* **原文**
=======
A Simple Math Problem

Time Limit: 2000/1000 MS (Java/Others)    Memory Limit: 65536/65536 K (Java/Others) Total Submission(s): 729    Accepted Submission(s): 177  

Problem Description

Given two positive integers a and b,find suitable X and Y to meet the conditions:
                                                        X+Y=a
                                              Least Common Multiple (X, Y) =b
 

Input

Input includes multiple sets of test data.Each test data occupies one line,including two positive integers a(1≤a≤2*10^4),b(1≤b≤10^9),and their meanings are shown in the description.Contains most of the 12W test cases.

Output

For each set of input data,output a line of two integers,representing X, Y.If you cannot find such X and Y,output one line of "No Solution"(without quotation).

Sample Input

6 8

798 10780

Sample Output

No Solution

308 490

題意：給你兩個數a,b，讓你拆成x+y=a且lcm(x,y)=b。（x,y都是整數）

求x,y

分析：

令x=ck,y=dk，則b=cdk(k=gcd(x,y))

即可得

ck+dk=a

cdk=b

解方程。

隱含條件：輸出的時候小的在前，大的在後。

程式碼：

#include<bits/stdc++.h>
#define ll long long
#define inf 0x3f3f3f3f3f3f3f3fLL
using namespace std;
const int maxn=100010;
const ll mo=1e9+7;
ll a,b;
ll gcd(ll x,ll y){return y==0?x:gcd(y,x%y);}
int main()
=======
* **数据条目**
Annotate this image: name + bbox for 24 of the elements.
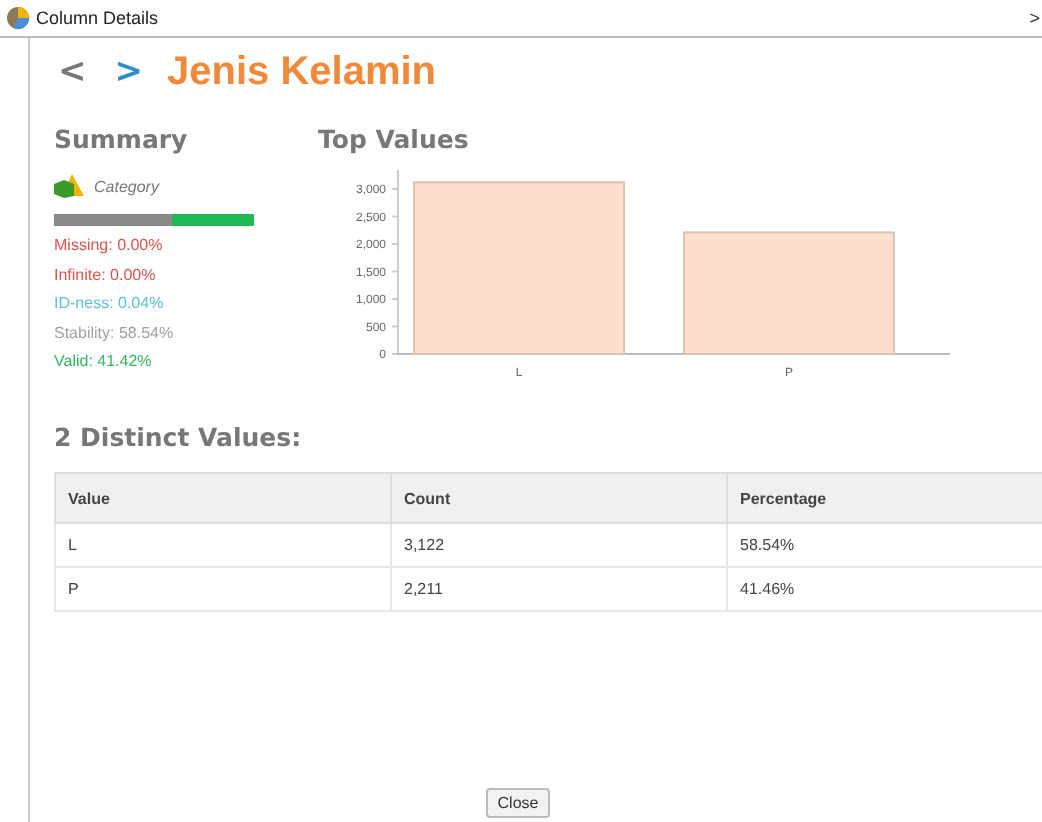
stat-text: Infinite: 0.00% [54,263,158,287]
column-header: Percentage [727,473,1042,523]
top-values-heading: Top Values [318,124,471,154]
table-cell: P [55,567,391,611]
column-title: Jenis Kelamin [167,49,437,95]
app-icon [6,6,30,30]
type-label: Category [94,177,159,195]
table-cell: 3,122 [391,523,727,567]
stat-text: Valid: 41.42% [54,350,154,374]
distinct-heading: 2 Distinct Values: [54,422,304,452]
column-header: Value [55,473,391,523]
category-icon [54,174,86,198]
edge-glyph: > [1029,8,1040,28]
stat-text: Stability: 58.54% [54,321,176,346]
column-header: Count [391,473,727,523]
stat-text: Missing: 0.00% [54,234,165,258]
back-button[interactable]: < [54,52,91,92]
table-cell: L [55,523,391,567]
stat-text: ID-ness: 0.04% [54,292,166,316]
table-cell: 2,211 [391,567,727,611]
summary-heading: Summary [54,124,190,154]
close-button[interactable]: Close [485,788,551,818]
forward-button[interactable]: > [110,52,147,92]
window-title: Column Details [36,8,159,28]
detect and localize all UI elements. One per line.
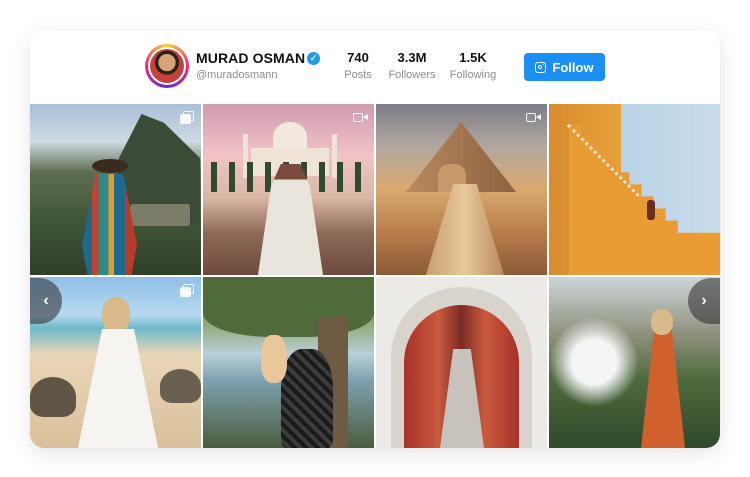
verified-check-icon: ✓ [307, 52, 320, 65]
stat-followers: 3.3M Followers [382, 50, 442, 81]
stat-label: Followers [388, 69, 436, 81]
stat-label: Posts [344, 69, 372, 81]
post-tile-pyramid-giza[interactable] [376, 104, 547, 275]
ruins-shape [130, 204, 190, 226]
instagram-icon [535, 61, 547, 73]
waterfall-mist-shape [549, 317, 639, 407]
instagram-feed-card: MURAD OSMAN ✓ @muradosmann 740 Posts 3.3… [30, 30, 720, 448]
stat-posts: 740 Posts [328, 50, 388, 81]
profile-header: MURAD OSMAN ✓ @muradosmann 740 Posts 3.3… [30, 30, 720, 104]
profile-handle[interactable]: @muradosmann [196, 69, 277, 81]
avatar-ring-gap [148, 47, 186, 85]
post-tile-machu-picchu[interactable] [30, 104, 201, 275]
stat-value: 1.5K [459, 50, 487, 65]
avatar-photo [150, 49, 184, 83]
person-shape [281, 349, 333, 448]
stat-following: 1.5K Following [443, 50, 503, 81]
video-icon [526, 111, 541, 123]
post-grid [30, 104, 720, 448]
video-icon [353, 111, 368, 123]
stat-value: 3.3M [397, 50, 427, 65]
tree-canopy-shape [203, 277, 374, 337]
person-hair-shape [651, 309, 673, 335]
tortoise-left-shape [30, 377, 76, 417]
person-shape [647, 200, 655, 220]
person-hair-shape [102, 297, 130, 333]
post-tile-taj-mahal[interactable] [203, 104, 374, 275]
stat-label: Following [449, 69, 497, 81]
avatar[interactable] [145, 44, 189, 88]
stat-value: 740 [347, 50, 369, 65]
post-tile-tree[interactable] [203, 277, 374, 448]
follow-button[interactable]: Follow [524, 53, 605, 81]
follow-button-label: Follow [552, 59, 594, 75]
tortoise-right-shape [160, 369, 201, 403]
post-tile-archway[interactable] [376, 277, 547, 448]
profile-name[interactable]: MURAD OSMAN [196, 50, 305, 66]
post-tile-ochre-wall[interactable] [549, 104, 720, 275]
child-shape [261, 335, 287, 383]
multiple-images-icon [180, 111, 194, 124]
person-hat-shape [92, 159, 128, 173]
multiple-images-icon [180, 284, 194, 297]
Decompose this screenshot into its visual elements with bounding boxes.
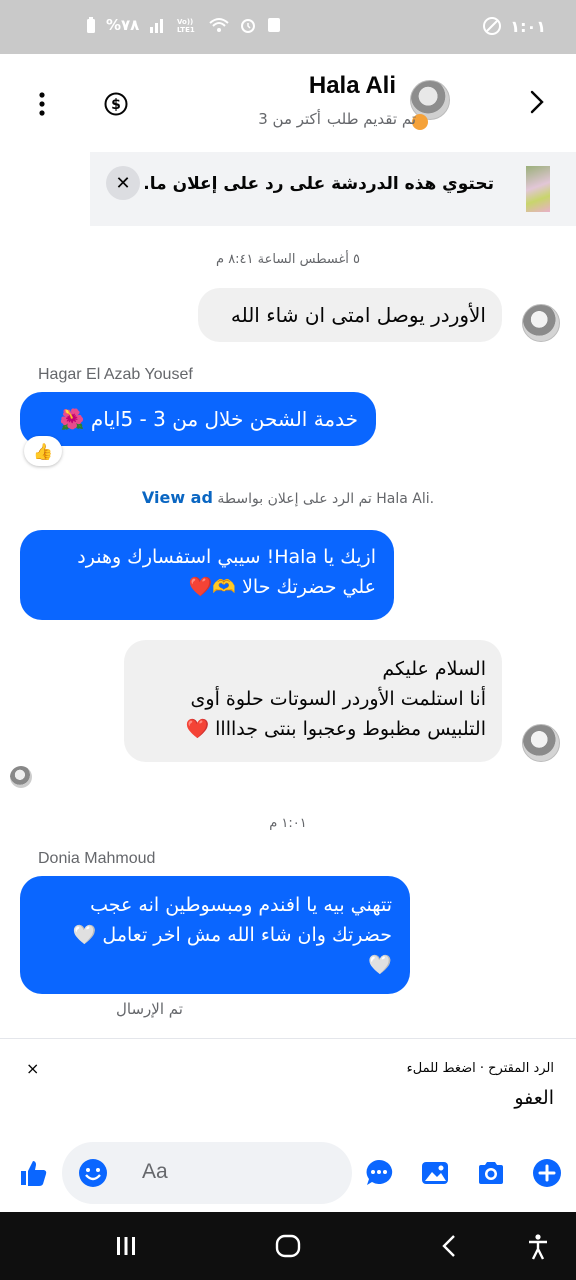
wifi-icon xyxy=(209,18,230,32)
=======
* **练习题目 A**
请返回上面这道数学题原文中从“Input includes multiple”一直到“12W test cases.”的全部文字，一字不改。
* **练习题目 B**
请把上面条目中从含有“stat-text: Infinite: 0.00% [54,263,158,287]”的那一行起，一直到含有“close-button[interactable]: Close [485,788,551,818]”的那一行为止的所有行逐字重新录入一遍，首尾两行都包括在内。

* **完整回答 A**
Input includes multiple sets of test data.Each test data occupies one line,including two positive integers a(1≤a≤2*10^4),b(1≤b≤10^9),and their meanings are shown in the description.Contains most of the 12W test cases.

* **完整回答 B**
stat-text: Infinite: 0.00% [54,263,158,287]
column-header: Percentage [727,473,1042,523]
top-values-heading: Top Values [318,124,471,154]
table-cell: P [55,567,391,611]
column-title: Jenis Kelamin [167,49,437,95]
app-icon [6,6,30,30]
type-label: Category [94,177,159,195]
table-cell: 3,122 [391,523,727,567]
stat-text: Valid: 41.42% [54,350,154,374]
distinct-heading: 2 Distinct Values: [54,422,304,452]
column-header: Value [55,473,391,523]
category-icon [54,174,86,198]
edge-glyph: > [1029,8,1040,28]
stat-text: Stability: 58.54% [54,321,176,346]
column-header: Count [391,473,727,523]
stat-text: Missing: 0.00% [54,234,165,258]
back-button[interactable]: < [54,52,91,92]
table-cell: L [55,523,391,567]
stat-text: ID-ness: 0.04% [54,292,166,316]
table-cell: 2,211 [391,567,727,611]
summary-heading: Summary [54,124,190,154]
close-button[interactable]: Close [485,788,551,818]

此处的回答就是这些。